╭─ Supplied material

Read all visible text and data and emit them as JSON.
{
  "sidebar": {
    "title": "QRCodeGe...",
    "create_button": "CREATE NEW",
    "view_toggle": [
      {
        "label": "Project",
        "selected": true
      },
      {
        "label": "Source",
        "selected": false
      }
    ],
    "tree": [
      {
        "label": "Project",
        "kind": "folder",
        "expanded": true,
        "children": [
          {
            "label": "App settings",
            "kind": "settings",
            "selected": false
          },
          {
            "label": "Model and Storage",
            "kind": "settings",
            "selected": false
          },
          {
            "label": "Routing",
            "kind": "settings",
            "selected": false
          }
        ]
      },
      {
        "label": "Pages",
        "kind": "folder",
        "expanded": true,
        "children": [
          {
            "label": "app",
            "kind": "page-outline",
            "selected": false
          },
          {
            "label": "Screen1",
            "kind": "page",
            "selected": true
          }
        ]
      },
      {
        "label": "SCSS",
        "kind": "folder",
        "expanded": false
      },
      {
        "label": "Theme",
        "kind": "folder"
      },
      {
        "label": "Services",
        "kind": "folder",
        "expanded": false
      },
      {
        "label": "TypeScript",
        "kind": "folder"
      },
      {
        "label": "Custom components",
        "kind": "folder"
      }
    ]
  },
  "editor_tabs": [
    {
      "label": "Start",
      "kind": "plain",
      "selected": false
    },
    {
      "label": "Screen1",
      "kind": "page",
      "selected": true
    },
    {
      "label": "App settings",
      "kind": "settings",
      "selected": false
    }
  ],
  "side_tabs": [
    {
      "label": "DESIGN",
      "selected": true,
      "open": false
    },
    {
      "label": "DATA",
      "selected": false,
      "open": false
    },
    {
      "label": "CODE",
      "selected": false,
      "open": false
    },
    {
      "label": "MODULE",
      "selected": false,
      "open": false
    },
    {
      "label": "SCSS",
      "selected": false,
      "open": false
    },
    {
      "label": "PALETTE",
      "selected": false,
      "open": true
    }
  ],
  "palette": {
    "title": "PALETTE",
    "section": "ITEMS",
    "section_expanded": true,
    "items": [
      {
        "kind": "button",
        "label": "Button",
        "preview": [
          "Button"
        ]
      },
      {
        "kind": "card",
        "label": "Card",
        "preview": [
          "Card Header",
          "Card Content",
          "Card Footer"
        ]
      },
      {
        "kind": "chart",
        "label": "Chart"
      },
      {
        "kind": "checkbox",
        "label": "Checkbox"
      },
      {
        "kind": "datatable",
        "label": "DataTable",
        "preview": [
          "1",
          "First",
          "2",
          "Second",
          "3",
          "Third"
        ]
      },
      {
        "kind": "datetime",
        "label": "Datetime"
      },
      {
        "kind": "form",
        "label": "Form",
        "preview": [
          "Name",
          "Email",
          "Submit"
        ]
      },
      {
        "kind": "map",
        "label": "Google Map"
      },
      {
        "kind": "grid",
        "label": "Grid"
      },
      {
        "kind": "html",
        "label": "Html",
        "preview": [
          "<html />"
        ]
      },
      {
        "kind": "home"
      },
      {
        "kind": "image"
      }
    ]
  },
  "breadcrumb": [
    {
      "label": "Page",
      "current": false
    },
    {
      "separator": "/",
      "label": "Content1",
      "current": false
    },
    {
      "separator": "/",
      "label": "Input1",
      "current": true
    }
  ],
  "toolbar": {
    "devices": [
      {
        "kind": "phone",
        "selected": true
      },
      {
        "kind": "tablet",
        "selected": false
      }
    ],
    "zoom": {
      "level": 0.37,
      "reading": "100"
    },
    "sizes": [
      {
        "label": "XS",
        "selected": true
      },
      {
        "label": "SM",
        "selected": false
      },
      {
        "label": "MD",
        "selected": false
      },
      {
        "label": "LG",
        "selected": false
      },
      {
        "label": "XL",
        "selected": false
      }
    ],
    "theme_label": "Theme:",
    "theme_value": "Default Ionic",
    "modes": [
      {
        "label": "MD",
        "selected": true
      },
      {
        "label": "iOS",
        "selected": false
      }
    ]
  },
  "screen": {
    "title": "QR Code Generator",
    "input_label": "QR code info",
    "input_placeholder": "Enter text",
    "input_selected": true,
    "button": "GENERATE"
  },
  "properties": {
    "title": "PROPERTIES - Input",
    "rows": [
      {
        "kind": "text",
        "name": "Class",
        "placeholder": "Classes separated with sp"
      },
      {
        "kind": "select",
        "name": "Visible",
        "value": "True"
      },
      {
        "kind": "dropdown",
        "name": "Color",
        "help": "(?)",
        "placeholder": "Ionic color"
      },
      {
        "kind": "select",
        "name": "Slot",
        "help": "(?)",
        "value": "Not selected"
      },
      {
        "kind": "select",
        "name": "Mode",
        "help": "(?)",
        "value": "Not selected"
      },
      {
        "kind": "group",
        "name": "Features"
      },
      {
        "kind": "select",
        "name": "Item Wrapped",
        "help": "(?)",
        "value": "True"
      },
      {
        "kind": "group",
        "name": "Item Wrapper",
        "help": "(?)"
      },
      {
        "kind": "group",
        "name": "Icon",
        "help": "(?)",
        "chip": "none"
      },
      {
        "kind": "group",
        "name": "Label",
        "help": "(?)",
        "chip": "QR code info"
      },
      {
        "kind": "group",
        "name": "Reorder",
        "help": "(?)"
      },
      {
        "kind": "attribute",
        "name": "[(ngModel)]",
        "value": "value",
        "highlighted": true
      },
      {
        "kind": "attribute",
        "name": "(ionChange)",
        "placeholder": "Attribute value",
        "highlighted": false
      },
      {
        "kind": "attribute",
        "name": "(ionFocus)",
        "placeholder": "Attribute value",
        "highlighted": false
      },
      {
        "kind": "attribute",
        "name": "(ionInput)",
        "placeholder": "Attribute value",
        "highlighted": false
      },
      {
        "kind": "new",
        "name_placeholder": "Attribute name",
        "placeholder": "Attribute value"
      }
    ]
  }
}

╰─

▶ Short problem
Quote the material exactly, leaving nothing out.

▶ Solution
Read all visible text and data and emit them as JSON.
{
  "sidebar": {
    "title": "QRCodeGe...",
    "create_button": "CREATE NEW",
    "view_toggle": [
      {
        "label": "Project",
        "selected": true
      },
      {
        "label": "Source",
        "selected": false
      }
    ],
    "tree": [
      {
        "label": "Project",
        "kind": "folder",
        "expanded": true,
        "children": [
          {
            "label": "App settings",
            "kind": "settings",
            "selected": false
          },
          {
            "label": "Model and Storage",
            "kind": "settings",
            "selected": false
          },
          {
            "label": "Routing",
            "kind": "settings",
            "selected": false
          }
        ]
      },
      {
        "label": "Pages",
        "kind": "folder",
        "expanded": true,
        "children": [
          {
            "label": "app",
            "kind": "page-outline",
            "selected": false
          },
          {
            "label": "Screen1",
            "kind": "page",
            "selected": true
          }
        ]
      },
      {
        "label": "SCSS",
        "kind": "folder",
        "expanded": false
      },
      {
        "label": "Theme",
        "kind": "folder"
      },
      {
        "label": "Services",
        "kind": "folder",
        "expanded": false
      },
      {
        "label": "TypeScript",
        "kind": "folder"
      },
      {
        "label": "Custom components",
        "kind": "folder"
      }
    ]
  },
  "editor_tabs": [
    {
      "label": "Start",
      "kind": "plain",
      "selected": false
    },
    {
      "label": "Screen1",
      "kind": "page",
      "selected": true
    },
    {
      "label": "App settings",
      "kind": "settings",
      "selected": false
    }
  ],
  "side_tabs": [
    {
      "label": "DESIGN",
      "selected": true,
      "open": false
    },
    {
      "label": "DATA",
      "selected": false,
      "open": false
    },
    {
      "label": "CODE",
      "selected": false,
      "open": false
    },
    {
      "label": "MODULE",
      "selected": false,
      "open": false
    },
    {
      "label": "SCSS",
      "selected": false,
      "open": false
    },
    {
      "label": "PALETTE",
      "selected": false,
      "open": true
    }
  ],
  "palette": {
    "title": "PALETTE",
    "section": "ITEMS",
    "section_expanded": true,
    "items": [
      {
        "kind": "button",
        "label": "Button",
        "preview": [
          "Button"
        ]
      },
      {
        "kind": "card",
        "label": "Card",
        "preview": [
          "Card Header",
          "Card Content",
          "Card Footer"
        ]
      },
      {
        "kind": "chart",
        "label": "Chart"
      },
      {
        "kind": "checkbox",
        "label": "Checkbox"
      },
      {
        "kind": "datatable",
        "label": "DataTable",
        "preview": [
          "1",
          "First",
          "2",
          "Second",
          "3",
          "Third"
        ]
      },
      {
        "kind": "datetime",
        "label": "Datetime"
      },
      {
        "kind": "form",
        "label": "Form",
        "preview": [
          "Name",
          "Email",
          "Submit"
        ]
      },
      {
        "kind": "map",
        "label": "Google Map"
      },
      {
        "kind": "grid",
        "label": "Grid"
      },
      {
        "kind": "html",
        "label": "Html",
        "preview": [
          "<html />"
        ]
      },
      {
        "kind": "home"
      },
      {
        "kind": "image"
      }
    ]
  },
  "breadcrumb": [
    {
      "label": "Page",
      "current": false
    },
    {
      "separator": "/",
      "label": "Content1",
      "current": false
    },
    {
      "separator": "/",
      "label": "Input1",
      "current": true
    }
  ],
  "toolbar": {
    "devices": [
      {
        "kind": "phone",
        "selected": true
      },
      {
        "kind": "tablet",
        "selected": false
      }
    ],
    "zoom": {
      "level": 0.37,
      "reading": "100"
    },
    "sizes": [
      {
        "label": "XS",
        "selected": true
      },
      {
        "label": "SM",
        "selected": false
      },
      {
        "label": "MD",
        "selected": false
      },
      {
        "label": "LG",
        "selected": false
      },
      {
        "label": "XL",
        "selected": false
      }
    ],
    "theme_label": "Theme:",
    "theme_value": "Default Ionic",
    "modes": [
      {
        "label": "MD",
        "selected": true
      },
      {
        "label": "iOS",
        "selected": false
      }
    ]
  },
  "screen": {
    "title": "QR Code Generator",
    "input_label": "QR code info",
    "input_placeholder": "Enter text",
    "input_selected": true,
    "button": "GENERATE"
  },
  "properties": {
    "title": "PROPERTIES - Input",
    "rows": [
      {
        "kind": "text",
        "name": "Class",
        "placeholder": "Classes separated with sp"
      },
      {
        "kind": "select",
        "name": "Visible",
        "value": "True"
      },
      {
        "kind": "dropdown",
        "name": "Color",
        "help": "(?)",
        "placeholder": "Ionic color"
      },
      {
        "kind": "select",
        "name": "Slot",
        "help": "(?)",
        "value": "Not selected"
      },
      {
        "kind": "select",
        "name": "Mode",
        "help": "(?)",
        "value": "Not selected"
      },
      {
        "kind": "group",
        "name": "Features"
      },
      {
        "kind": "select",
        "name": "Item Wrapped",
        "help": "(?)",
        "value": "True"
      },
      {
        "kind": "group",
        "name": "Item Wrapper",
        "help": "(?)"
      },
      {
        "kind": "group",
        "name": "Icon",
        "help": "(?)",
        "chip": "none"
      },
      {
        "kind": "group",
        "name": "Label",
        "help": "(?)",
        "chip": "QR code info"
      },
      {
        "kind": "group",
        "name": "Reorder",
        "help": "(?)"
      },
      {
        "kind": "attribute",
        "name": "[(ngModel)]",
        "value": "value",
        "highlighted": true
      },
      {
        "kind": "attribute",
        "name": "(ionChange)",
        "placeholder": "Attribute value",
        "highlighted": false
      },
      {
        "kind": "attribute",
        "name": "(ionFocus)",
        "placeholder": "Attribute value",
        "highlighted": false
      },
      {
        "kind": "attribute",
        "name": "(ionInput)",
        "placeholder": "Attribute value",
        "highlighted": false
      },
      {
        "kind": "new",
        "name_placeholder": "Attribute name",
        "placeholder": "Attribute value"
      }
    ]
  }
}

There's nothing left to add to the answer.